[Start]
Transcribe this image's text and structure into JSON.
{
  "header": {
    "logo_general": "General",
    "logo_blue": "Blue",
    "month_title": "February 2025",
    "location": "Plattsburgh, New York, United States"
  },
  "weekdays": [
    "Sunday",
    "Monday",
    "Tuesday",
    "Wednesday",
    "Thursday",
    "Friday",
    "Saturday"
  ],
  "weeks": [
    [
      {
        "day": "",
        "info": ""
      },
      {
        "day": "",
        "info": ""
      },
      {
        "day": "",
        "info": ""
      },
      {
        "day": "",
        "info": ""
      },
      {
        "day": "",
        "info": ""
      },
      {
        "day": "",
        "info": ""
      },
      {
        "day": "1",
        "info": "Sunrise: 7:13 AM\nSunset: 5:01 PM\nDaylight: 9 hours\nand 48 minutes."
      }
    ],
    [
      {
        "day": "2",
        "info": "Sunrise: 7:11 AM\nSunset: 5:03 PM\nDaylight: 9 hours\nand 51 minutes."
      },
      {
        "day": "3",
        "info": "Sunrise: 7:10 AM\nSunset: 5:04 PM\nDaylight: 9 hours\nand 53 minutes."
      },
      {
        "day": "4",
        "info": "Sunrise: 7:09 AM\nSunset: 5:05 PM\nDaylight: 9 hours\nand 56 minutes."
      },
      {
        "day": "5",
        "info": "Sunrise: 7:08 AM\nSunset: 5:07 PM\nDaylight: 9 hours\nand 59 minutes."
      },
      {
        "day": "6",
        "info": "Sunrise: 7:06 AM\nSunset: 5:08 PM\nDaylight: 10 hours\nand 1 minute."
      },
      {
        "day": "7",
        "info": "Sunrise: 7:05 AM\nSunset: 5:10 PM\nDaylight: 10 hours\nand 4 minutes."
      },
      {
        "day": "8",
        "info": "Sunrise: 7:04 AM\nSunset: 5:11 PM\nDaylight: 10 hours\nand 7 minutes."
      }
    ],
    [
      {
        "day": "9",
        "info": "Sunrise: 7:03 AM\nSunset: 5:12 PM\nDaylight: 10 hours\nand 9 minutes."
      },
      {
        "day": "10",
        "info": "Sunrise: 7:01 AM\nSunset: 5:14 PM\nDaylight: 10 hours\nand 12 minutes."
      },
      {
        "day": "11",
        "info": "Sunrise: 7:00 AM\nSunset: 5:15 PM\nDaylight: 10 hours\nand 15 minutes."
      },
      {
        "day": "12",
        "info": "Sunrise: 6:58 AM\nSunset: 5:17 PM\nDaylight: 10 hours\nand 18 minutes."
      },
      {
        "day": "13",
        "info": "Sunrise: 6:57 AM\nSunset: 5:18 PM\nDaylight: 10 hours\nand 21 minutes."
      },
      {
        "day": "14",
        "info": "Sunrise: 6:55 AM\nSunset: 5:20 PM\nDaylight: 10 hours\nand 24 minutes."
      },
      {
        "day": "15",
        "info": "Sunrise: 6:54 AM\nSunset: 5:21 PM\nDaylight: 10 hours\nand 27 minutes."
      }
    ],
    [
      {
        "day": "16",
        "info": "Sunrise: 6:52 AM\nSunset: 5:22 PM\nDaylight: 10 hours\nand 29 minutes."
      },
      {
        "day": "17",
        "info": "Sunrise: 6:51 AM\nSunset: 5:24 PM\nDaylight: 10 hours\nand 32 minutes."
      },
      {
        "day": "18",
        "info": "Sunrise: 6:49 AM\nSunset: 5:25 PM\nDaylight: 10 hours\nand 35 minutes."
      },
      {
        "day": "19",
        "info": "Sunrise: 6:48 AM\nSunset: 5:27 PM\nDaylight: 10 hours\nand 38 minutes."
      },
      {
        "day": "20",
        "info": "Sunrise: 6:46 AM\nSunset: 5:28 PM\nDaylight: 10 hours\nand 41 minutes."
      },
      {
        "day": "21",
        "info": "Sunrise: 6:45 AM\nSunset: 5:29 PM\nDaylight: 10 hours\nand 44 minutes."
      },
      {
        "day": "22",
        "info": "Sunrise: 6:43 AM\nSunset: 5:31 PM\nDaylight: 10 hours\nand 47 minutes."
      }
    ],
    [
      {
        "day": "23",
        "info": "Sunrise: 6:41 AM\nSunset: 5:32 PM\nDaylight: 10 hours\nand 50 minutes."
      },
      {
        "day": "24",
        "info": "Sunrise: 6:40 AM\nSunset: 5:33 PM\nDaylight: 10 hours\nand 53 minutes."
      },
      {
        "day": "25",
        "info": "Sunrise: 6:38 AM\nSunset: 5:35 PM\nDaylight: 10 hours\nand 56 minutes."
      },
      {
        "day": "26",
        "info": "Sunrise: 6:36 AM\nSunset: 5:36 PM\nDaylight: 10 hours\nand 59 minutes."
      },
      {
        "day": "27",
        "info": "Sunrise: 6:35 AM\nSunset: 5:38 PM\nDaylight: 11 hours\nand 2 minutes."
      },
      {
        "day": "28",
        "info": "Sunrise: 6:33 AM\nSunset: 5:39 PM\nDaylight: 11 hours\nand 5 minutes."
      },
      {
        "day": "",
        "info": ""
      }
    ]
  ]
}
[End]
*The task*: Copy out the full listing exactly.

*Result below*:
Transcribe this image's text and structure into JSON.
{
  "header": {
    "logo_general": "General",
    "logo_blue": "Blue",
    "month_title": "February 2025",
    "location": "Plattsburgh, New York, United States"
  },
  "weekdays": [
    "Sunday",
    "Monday",
    "Tuesday",
    "Wednesday",
    "Thursday",
    "Friday",
    "Saturday"
  ],
  "weeks": [
    [
      {
        "day": "",
        "info": ""
      },
      {
        "day": "",
        "info": ""
      },
      {
        "day": "",
        "info": ""
      },
      {
        "day": "",
        "info": ""
      },
      {
        "day": "",
        "info": ""
      },
      {
        "day": "",
        "info": ""
      },
      {
        "day": "1",
        "info": "Sunrise: 7:13 AM\nSunset: 5:01 PM\nDaylight: 9 hours\nand 48 minutes."
      }
    ],
    [
      {
        "day": "2",
        "info": "Sunrise: 7:11 AM\nSunset: 5:03 PM\nDaylight: 9 hours\nand 51 minutes."
      },
      {
        "day": "3",
        "info": "Sunrise: 7:10 AM\nSunset: 5:04 PM\nDaylight: 9 hours\nand 53 minutes."
      },
      {
        "day": "4",
        "info": "Sunrise: 7:09 AM\nSunset: 5:05 PM\nDaylight: 9 hours\nand 56 minutes."
      },
      {
        "day": "5",
        "info": "Sunrise: 7:08 AM\nSunset: 5:07 PM\nDaylight: 9 hours\nand 59 minutes."
      },
      {
        "day": "6",
        "info": "Sunrise: 7:06 AM\nSunset: 5:08 PM\nDaylight: 10 hours\nand 1 minute."
      },
      {
        "day": "7",
        "info": "Sunrise: 7:05 AM\nSunset: 5:10 PM\nDaylight: 10 hours\nand 4 minutes."
      },
      {
        "day": "8",
        "info": "Sunrise: 7:04 AM\nSunset: 5:11 PM\nDaylight: 10 hours\nand 7 minutes."
      }
    ],
    [
      {
        "day": "9",
        "info": "Sunrise: 7:03 AM\nSunset: 5:12 PM\nDaylight: 10 hours\nand 9 minutes."
      },
      {
        "day": "10",
        "info": "Sunrise: 7:01 AM\nSunset: 5:14 PM\nDaylight: 10 hours\nand 12 minutes."
      },
      {
        "day": "11",
        "info": "Sunrise: 7:00 AM\nSunset: 5:15 PM\nDaylight: 10 hours\nand 15 minutes."
      },
      {
        "day": "12",
        "info": "Sunrise: 6:58 AM\nSunset: 5:17 PM\nDaylight: 10 hours\nand 18 minutes."
      },
      {
        "day": "13",
        "info": "Sunrise: 6:57 AM\nSunset: 5:18 PM\nDaylight: 10 hours\nand 21 minutes."
      },
      {
        "day": "14",
        "info": "Sunrise: 6:55 AM\nSunset: 5:20 PM\nDaylight: 10 hours\nand 24 minutes."
      },
      {
        "day": "15",
        "info": "Sunrise: 6:54 AM\nSunset: 5:21 PM\nDaylight: 10 hours\nand 27 minutes."
      }
    ],
    [
      {
        "day": "16",
        "info": "Sunrise: 6:52 AM\nSunset: 5:22 PM\nDaylight: 10 hours\nand 29 minutes."
      },
      {
        "day": "17",
        "info": "Sunrise: 6:51 AM\nSunset: 5:24 PM\nDaylight: 10 hours\nand 32 minutes."
      },
      {
        "day": "18",
        "info": "Sunrise: 6:49 AM\nSunset: 5:25 PM\nDaylight: 10 hours\nand 35 minutes."
      },
      {
        "day": "19",
        "info": "Sunrise: 6:48 AM\nSunset: 5:27 PM\nDaylight: 10 hours\nand 38 minutes."
      },
      {
        "day": "20",
        "info": "Sunrise: 6:46 AM\nSunset: 5:28 PM\nDaylight: 10 hours\nand 41 minutes."
      },
      {
        "day": "21",
        "info": "Sunrise: 6:45 AM\nSunset: 5:29 PM\nDaylight: 10 hours\nand 44 minutes."
      },
      {
        "day": "22",
        "info": "Sunrise: 6:43 AM\nSunset: 5:31 PM\nDaylight: 10 hours\nand 47 minutes."
      }
    ],
    [
      {
        "day": "23",
        "info": "Sunrise: 6:41 AM\nSunset: 5:32 PM\nDaylight: 10 hours\nand 50 minutes."
      },
      {
        "day": "24",
        "info": "Sunrise: 6:40 AM\nSunset: 5:33 PM\nDaylight: 10 hours\nand 53 minutes."
      },
      {
        "day": "25",
        "info": "Sunrise: 6:38 AM\nSunset: 5:35 PM\nDaylight: 10 hours\nand 56 minutes."
      },
      {
        "day": "26",
        "info": "Sunrise: 6:36 AM\nSunset: 5:36 PM\nDaylight: 10 hours\nand 59 minutes."
      },
      {
        "day": "27",
        "info": "Sunrise: 6:35 AM\nSunset: 5:38 PM\nDaylight: 11 hours\nand 2 minutes."
      },
      {
        "day": "28",
        "info": "Sunrise: 6:33 AM\nSunset: 5:39 PM\nDaylight: 11 hours\nand 5 minutes."
      },
      {
        "day": "",
        "info": ""
      }
    ]
  ]
}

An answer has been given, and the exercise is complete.